Aufgabenstellung 1
Schreibe die Datensätze wortgetreu ab, und zwar alles vom Anfang der Datensätze bis einschließlich der Zeile mit "pin-number: 6 bbox=[39, 220, 54, 242]".

Seitenauszug
Das Musical "Auf Leben und Tod" war gut gespielt, aber der Inhalt ließ zu wünschen übrig.

Geradezu überwältigend war der Andrang zu dem Musical "Auf Leben und Tod - Bist Du bereit für die Wahrheit?", das von der "Emmanuel School of Mission" (ESM), Altötting, im Kursaal gegeben wurde. Pfarrer Michael Kubatko freute sich über den großen Andrang und wünschte ein offenes Herz für die christliche Botschaft, die die ESM verbreitete. Zahlreiche junge Menschen aus neun Nationen hatten das Stück einstudiert und gaben auf der Bühne ihr Bestes. Die Lichteffekte waren raffiniert, die Lieder wurden gekonnt in Szene gesetzt. Einzig die Botschaft, die mit dem Stück herübergebracht werden sollte, war flach, mit Stereotypen durchsetzt und kümmerte sich wenig um historische Hintergründe und Entwicklungen.

Im Sündenpfuhl der Großstadt

Im Zentrum des Musicals steht das Leben des Heiligen Augustinus von Hippo, der von Clemens van Lier aus den Niederlanden gespielt wurde. Zu Beginn erhält Augustinus die Chance, in Karthago die von ihm geliebte Philosophie zu studieren. "Alles erklären zu können ist es, was mich fasziniert", so sein Credo in dieser Phase des Lebens. Seine Mutter, die heilige Monika, die von Alzbeta Brodnanova gegeben wurde, setzt sich für die Taufe ihres Sohnes ein, der jedoch ablehnt. In Karthago lernt er die Verlockungen der Stadt wie Gladiatorenspiele und die freie Liebe kennen. Auch mit Wahrsagern kommt er in Berührung, die philosophische Schrift "Hortensius" von Marcus Tullius Cicero fasziniert ihn sehr. Die Heirat lehnt er in dieser Phase seines Lebens ab - dafür fühlt er sich noch nicht bereit.

In Karthago tritt Augustinus dann zum Manichäismus über - im Stück wird diese Religion als pervertiert dargestellt - angeblich lautet ihr Credo, dass das Böse die Welt erschaffen hat. Ebenso gegeißelt wird die Philosophie, die - im Gegensatz zur Religion - immer unvollkommen sei. Im Angesicht des Todes - ein Freund von Augustinus liegt im Sterben - kommt ihm die Einsicht, dass Wissen nicht alles ist. Er flieht nach Rom, wo er von den Lehren der skeptischen Philosophen verwirrt wird. Ein Epikureer, der sich scheinbar willenlos den Sinnenfreunden hingibt, stößt ihn ab. Auch in der Stadt, in die alle Wege führen, wird er mit dem Tod konfrontiert.

Räumliche Layoutdaten
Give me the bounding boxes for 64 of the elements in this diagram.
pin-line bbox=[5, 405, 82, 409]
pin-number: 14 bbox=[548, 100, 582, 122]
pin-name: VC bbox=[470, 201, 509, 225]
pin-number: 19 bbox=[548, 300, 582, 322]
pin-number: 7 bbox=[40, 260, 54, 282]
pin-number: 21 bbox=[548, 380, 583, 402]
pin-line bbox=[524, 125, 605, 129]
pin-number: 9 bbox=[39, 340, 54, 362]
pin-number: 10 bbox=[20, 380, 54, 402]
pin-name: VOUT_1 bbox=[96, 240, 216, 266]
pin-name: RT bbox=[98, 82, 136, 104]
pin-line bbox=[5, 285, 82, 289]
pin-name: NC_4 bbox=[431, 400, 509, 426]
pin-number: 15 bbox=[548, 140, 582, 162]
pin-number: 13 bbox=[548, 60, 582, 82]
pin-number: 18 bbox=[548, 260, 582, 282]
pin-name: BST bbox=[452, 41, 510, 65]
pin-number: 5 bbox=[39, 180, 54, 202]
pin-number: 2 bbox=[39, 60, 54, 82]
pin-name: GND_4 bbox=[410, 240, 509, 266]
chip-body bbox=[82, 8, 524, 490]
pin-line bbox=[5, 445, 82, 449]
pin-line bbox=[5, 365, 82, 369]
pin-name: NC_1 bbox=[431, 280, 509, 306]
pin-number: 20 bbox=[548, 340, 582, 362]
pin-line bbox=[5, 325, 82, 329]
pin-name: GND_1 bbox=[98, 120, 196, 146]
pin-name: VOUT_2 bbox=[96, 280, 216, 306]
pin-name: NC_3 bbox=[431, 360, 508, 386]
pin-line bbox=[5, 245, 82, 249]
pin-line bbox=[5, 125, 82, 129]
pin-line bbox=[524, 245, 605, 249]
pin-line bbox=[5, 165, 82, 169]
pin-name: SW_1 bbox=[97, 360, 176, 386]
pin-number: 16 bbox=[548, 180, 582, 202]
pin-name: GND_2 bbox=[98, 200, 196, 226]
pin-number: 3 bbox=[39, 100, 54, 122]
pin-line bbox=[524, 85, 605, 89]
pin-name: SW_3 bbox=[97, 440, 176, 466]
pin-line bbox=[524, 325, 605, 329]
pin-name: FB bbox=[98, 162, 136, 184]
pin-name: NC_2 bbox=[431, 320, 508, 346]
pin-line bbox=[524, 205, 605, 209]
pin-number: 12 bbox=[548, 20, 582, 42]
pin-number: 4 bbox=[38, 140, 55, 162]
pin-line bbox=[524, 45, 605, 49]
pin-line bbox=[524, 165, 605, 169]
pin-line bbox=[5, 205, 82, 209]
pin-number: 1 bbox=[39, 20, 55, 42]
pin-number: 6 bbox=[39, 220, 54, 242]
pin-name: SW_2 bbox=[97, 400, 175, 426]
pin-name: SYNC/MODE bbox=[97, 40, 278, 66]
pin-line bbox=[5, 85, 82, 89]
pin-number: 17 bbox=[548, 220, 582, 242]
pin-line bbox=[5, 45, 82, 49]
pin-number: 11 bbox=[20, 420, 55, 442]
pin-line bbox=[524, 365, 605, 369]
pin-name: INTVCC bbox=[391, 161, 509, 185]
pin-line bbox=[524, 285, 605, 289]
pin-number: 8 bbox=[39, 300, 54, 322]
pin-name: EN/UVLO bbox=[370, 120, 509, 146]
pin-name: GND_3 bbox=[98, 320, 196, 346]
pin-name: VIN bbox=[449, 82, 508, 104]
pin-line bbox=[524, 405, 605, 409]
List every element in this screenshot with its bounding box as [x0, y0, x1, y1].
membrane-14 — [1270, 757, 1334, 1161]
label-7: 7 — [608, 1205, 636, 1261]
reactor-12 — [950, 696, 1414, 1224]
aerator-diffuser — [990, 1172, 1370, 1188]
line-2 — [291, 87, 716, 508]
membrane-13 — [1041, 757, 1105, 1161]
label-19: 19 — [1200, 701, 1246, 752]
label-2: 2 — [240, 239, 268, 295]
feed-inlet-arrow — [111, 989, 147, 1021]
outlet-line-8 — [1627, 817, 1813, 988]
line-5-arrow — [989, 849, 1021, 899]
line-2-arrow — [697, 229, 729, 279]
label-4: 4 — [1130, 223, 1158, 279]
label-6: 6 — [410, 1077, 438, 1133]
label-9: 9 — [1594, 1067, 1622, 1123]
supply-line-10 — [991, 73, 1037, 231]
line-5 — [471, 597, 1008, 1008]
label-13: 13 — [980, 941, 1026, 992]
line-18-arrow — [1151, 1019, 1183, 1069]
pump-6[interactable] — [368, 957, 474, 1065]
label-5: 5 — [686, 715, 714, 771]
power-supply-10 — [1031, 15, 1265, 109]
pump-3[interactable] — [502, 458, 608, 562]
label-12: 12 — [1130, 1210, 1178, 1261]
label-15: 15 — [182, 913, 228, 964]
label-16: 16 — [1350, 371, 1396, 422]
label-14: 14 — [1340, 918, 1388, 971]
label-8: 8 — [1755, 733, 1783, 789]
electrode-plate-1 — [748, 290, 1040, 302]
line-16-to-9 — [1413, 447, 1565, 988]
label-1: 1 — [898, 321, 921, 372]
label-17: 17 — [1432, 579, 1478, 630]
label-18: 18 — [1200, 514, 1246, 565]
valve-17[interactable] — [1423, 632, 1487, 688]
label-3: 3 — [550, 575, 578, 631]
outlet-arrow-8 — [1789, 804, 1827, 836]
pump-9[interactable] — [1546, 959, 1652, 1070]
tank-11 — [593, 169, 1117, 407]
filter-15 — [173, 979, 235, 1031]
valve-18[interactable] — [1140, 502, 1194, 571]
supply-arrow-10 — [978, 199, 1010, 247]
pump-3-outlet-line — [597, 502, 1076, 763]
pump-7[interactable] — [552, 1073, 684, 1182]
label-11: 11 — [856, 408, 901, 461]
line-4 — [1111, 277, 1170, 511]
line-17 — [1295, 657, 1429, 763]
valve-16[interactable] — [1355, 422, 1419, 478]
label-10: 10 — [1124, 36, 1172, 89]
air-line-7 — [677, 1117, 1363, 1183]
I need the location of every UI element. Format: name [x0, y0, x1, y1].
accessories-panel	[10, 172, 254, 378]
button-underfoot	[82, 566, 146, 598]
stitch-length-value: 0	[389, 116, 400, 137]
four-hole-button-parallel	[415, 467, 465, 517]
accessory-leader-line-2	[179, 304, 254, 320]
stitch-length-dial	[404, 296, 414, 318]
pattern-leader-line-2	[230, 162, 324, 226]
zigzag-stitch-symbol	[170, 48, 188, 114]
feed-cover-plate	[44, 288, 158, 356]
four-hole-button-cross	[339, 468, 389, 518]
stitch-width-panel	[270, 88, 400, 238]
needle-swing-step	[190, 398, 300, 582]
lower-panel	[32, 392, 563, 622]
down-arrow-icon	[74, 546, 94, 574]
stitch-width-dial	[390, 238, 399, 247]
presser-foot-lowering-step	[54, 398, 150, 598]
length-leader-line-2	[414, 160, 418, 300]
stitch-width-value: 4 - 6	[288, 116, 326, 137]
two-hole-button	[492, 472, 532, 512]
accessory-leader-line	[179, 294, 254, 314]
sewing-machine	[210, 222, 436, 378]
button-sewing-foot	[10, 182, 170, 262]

Aufgabenstellung 2
Wer spielte laut dem Seitenauszug im Musical den Heiligen Augustinus?

Vollständige Lösung 1
Give me the bounding boxes for 64 of the elements in this diagram.
pin-line bbox=[5, 405, 82, 409]
pin-number: 14 bbox=[548, 100, 582, 122]
pin-name: VC bbox=[470, 201, 509, 225]
pin-number: 19 bbox=[548, 300, 582, 322]
pin-number: 7 bbox=[40, 260, 54, 282]
pin-number: 21 bbox=[548, 380, 583, 402]
pin-line bbox=[524, 125, 605, 129]
pin-number: 9 bbox=[39, 340, 54, 362]
pin-number: 10 bbox=[20, 380, 54, 402]
pin-name: VOUT_1 bbox=[96, 240, 216, 266]
pin-name: RT bbox=[98, 82, 136, 104]
pin-line bbox=[5, 285, 82, 289]
pin-name: NC_4 bbox=[431, 400, 509, 426]
pin-number: 15 bbox=[548, 140, 582, 162]
pin-number: 13 bbox=[548, 60, 582, 82]
pin-number: 18 bbox=[548, 260, 582, 282]
pin-name: BST bbox=[452, 41, 510, 65]
pin-number: 5 bbox=[39, 180, 54, 202]
pin-number: 2 bbox=[39, 60, 54, 82]
pin-name: GND_4 bbox=[410, 240, 509, 266]
chip-body bbox=[82, 8, 524, 490]
pin-line bbox=[5, 445, 82, 449]
pin-line bbox=[5, 365, 82, 369]
pin-name: NC_1 bbox=[431, 280, 509, 306]
pin-number: 20 bbox=[548, 340, 582, 362]
pin-line bbox=[5, 325, 82, 329]
pin-name: GND_1 bbox=[98, 120, 196, 146]
pin-name: VOUT_2 bbox=[96, 280, 216, 306]
pin-name: NC_3 bbox=[431, 360, 508, 386]
pin-line bbox=[5, 245, 82, 249]
pin-line bbox=[5, 125, 82, 129]
pin-line bbox=[524, 245, 605, 249]
pin-line bbox=[5, 165, 82, 169]
pin-name: SW_1 bbox=[97, 360, 176, 386]
pin-number: 16 bbox=[548, 180, 582, 202]
pin-name: GND_2 bbox=[98, 200, 196, 226]
pin-number: 3 bbox=[39, 100, 54, 122]
pin-line bbox=[524, 85, 605, 89]
pin-name: SW_3 bbox=[97, 440, 176, 466]
pin-line bbox=[524, 325, 605, 329]
pin-name: FB bbox=[98, 162, 136, 184]
pin-name: NC_2 bbox=[431, 320, 508, 346]
pin-line bbox=[524, 205, 605, 209]
pin-number: 12 bbox=[548, 20, 582, 42]
pin-number: 4 bbox=[38, 140, 55, 162]
pin-line bbox=[524, 45, 605, 49]
pin-line bbox=[524, 165, 605, 169]
pin-line bbox=[5, 205, 82, 209]
pin-number: 1 bbox=[39, 20, 55, 42]
pin-number: 6 bbox=[39, 220, 54, 242]

Vollständige Lösung 2
Clemens van Lier aus den Niederlanden.